BEGIN TEXT FOR ANALYSIS

Unai Emery arrived in November at an Aston Villa side in crisis. Fifth from bottom, one point above the relegation zone, Villa‘s inconsistency saw Steven Gerrard lose his job and seemed to end any hope of getting towards the top six.
The sale of Jack Grealish (117.5 million euros) to Manchester City in 2021 had injected cash into a historic club that invested 200m euros in Emiliano Buendia (38.4m euros), Leon Bailey (32m euros), Diego Carlos (31m euros), Lucas Digne (30m euros), Danny Ings (29.42m euros), Philippe Coutinho (20m euros), Leander Dendoncker (15m euros) and Boubacar Kamara (free).
However, they did not compete until the former Villarreal man arrived.
“My challenge is to create a team, to build an idea of the game at this club,” said Emery, who since his arrival at Villa Park has turned the seven-time English League and 1982 European Cup winners around.
“I said to the players that we have to be patient and calm.”
“We are on the right path to build the team I want. If you want to beat the top six clubs you have to be disciplined in defence and effective in front of goal.”

END TEXT FOR ANALYSIS

WORK TASK A:
Condense the paragraph beginning "The sale of Jack Grealish" from the article on Unai Emery at Aston Villa into a short bulleted list that keeps its main facts.
WORK TASK B:
Extend the article on Unai Emery's turnaround at Aston Villa, picking up right after its final quoted sentence.

BEGIN GIVEN RECORDS

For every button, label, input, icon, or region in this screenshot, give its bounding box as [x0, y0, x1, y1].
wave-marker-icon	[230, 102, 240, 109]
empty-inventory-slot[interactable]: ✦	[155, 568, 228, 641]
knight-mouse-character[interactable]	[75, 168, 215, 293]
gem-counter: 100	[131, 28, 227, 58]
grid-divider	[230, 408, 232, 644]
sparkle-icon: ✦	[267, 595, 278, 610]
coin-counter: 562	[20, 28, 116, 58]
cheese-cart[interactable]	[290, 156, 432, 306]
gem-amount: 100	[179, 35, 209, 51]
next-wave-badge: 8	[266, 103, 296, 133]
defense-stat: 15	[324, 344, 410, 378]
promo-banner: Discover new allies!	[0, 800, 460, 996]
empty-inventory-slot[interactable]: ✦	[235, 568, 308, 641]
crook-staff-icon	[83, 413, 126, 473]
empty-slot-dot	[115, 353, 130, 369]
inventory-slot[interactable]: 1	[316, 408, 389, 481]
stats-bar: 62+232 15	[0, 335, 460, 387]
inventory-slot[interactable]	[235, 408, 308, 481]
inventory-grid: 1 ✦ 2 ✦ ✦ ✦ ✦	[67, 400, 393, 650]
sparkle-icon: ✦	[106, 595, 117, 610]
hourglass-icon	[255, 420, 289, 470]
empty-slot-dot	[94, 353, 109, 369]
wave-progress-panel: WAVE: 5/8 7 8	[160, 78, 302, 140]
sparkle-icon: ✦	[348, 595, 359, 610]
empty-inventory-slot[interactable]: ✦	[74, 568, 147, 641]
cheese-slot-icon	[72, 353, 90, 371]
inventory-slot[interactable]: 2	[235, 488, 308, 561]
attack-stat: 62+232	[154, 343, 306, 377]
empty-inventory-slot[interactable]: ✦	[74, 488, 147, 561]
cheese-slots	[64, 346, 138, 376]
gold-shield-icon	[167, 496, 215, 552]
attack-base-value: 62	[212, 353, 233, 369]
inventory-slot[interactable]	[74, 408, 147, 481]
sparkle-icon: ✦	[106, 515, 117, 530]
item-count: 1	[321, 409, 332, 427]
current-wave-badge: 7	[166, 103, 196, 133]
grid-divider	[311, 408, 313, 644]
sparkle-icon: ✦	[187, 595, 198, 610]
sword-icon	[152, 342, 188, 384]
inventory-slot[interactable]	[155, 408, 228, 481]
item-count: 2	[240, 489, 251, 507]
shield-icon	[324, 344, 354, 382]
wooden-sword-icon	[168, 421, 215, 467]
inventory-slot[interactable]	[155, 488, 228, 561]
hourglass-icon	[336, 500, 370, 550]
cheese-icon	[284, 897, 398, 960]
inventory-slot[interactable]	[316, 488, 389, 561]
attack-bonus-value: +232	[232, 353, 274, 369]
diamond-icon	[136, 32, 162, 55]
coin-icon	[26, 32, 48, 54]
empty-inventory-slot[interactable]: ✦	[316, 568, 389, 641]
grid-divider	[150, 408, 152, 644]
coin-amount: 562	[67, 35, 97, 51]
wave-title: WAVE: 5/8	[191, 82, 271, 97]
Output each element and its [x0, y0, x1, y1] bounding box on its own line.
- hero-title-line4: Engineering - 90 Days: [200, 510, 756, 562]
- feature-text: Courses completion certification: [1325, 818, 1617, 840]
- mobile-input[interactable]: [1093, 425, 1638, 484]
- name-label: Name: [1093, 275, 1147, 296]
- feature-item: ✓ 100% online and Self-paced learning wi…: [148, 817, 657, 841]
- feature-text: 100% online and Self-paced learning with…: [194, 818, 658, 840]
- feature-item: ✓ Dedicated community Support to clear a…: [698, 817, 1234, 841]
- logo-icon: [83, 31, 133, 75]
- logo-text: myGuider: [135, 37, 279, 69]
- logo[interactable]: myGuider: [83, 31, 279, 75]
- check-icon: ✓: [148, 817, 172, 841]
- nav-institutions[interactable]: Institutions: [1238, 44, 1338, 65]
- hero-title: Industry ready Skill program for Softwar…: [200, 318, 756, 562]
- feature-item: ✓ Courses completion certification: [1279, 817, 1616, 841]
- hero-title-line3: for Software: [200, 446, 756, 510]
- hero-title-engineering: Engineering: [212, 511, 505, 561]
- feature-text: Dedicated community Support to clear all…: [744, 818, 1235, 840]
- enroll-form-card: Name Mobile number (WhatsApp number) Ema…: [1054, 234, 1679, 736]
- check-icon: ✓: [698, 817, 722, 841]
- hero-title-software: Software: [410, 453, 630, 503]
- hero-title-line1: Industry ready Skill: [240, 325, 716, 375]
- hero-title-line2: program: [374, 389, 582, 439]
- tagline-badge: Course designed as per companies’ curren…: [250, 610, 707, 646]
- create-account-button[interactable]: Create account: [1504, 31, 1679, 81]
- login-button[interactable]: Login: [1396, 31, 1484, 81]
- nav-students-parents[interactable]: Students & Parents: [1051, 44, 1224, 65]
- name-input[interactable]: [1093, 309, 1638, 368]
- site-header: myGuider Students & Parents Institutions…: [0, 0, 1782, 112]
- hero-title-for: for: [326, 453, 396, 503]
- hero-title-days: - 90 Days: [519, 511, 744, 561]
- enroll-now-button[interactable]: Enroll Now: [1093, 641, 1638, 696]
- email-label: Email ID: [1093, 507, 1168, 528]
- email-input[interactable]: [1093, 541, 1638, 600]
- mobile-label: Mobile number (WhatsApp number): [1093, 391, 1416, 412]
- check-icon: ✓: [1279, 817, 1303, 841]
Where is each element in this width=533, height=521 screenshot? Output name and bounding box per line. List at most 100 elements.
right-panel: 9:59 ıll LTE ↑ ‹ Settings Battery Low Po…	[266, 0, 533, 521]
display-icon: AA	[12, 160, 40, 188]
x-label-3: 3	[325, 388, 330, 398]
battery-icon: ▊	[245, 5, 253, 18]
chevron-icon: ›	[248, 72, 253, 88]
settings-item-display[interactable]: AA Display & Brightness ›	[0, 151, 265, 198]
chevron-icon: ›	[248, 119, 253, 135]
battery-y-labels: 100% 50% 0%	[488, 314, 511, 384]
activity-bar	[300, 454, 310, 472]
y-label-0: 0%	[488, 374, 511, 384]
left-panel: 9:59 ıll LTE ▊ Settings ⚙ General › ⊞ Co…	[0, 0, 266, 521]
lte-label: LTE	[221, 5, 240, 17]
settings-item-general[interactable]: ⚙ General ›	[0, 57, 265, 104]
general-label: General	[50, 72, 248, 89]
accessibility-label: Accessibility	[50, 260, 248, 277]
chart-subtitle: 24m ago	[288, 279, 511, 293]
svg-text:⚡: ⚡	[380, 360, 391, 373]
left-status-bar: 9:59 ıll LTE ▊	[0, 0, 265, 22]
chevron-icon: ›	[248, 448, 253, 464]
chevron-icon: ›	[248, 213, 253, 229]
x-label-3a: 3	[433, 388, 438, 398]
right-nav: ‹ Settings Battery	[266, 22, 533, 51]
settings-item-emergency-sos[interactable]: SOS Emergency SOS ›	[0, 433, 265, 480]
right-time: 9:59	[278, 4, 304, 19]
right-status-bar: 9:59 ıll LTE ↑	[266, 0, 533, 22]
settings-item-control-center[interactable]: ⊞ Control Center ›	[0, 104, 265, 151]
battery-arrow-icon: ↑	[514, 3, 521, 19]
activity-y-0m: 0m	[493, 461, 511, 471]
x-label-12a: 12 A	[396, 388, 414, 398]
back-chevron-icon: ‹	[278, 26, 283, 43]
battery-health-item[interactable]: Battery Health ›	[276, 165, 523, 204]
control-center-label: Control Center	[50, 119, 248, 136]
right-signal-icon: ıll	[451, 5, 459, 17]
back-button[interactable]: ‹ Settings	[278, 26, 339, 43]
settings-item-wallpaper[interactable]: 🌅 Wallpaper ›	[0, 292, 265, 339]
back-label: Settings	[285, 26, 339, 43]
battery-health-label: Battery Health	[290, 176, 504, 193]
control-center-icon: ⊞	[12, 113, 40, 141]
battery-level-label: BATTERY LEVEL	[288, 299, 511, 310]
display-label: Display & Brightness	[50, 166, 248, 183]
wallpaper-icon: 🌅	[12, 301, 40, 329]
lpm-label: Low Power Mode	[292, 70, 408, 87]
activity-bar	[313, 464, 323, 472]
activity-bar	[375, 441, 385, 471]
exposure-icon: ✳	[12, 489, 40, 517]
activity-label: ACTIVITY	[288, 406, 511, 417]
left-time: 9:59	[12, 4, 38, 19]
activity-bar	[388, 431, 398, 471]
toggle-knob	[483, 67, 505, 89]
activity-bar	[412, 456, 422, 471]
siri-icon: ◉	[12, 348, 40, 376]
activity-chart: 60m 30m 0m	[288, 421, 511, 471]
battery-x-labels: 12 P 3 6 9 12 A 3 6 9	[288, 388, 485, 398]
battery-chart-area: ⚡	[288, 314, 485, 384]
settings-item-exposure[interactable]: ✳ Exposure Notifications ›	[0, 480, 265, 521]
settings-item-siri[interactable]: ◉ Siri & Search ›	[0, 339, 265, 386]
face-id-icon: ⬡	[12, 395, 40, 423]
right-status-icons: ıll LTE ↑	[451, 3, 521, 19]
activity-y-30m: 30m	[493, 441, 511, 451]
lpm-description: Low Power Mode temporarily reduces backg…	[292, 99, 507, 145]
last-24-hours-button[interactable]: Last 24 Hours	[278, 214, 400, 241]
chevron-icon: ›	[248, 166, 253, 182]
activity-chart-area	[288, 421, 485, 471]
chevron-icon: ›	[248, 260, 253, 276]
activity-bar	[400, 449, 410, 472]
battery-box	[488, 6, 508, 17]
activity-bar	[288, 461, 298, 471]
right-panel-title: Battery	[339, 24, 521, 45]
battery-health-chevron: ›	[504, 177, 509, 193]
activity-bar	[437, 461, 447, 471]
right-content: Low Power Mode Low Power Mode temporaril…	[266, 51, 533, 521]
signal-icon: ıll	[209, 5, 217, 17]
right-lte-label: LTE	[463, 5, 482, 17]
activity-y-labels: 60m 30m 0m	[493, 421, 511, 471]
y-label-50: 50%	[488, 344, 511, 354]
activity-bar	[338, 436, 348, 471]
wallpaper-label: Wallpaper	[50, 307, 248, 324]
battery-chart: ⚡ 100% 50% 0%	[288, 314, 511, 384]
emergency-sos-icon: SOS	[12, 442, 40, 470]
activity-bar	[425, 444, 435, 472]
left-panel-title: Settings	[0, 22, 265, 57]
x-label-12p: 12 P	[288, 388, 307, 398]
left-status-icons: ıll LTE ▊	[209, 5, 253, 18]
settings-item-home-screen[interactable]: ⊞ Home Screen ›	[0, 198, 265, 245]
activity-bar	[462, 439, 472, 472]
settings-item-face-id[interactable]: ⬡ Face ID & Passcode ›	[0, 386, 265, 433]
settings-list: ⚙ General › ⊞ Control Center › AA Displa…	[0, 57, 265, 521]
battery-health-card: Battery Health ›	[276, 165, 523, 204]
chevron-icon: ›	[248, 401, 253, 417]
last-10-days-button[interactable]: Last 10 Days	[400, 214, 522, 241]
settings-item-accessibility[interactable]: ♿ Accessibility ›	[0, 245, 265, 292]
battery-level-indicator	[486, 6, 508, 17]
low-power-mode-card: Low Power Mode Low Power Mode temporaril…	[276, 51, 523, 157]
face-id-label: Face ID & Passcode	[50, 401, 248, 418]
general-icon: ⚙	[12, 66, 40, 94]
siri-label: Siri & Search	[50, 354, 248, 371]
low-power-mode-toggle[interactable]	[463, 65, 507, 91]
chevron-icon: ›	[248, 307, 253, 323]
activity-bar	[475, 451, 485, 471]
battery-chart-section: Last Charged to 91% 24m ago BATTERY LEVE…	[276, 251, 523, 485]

END GIVEN RECORDS

TASK OUTPUT A:
- Aston Villa sold Jack Grealish to Manchester City in 2021 for 117.5 million euros.
- The club invested 200m euros in new players:
  - Emiliano Buendia (38.4m euros)
  - Leon Bailey (32m euros)
  - Diego Carlos (31m euros)
  - Lucas Digne (30m euros)
  - Danny Ings (29.42m euros)
  - Philippe Coutinho (20m euros)
  - Leander Dendoncker (15m euros)
  - Boubacar Kamara (free)

TASK OUTPUT B:
Aston Villa’s positive numbers
The win over Spurs was Villa‘s third in four games under their new manager. Before that, they had beaten Manchester United (3-1) and Brighon (1-2) and only lost to Liverpool (1-3).
The nine points from a possible 12 under Emery are only bettered in this period by Arsenal and Liverpool (12) and Newcastle (10).
They are Champions League numbers for a Spanish coach who has achieved the same number of wins (three) in four games as Gerrard did in 13.
They have gone from being on the verge of relegation to being seven points above the drop zone and another seven points away from the European places.
With a January in which they will likely improve their squad, the horizon has cleared for Villa.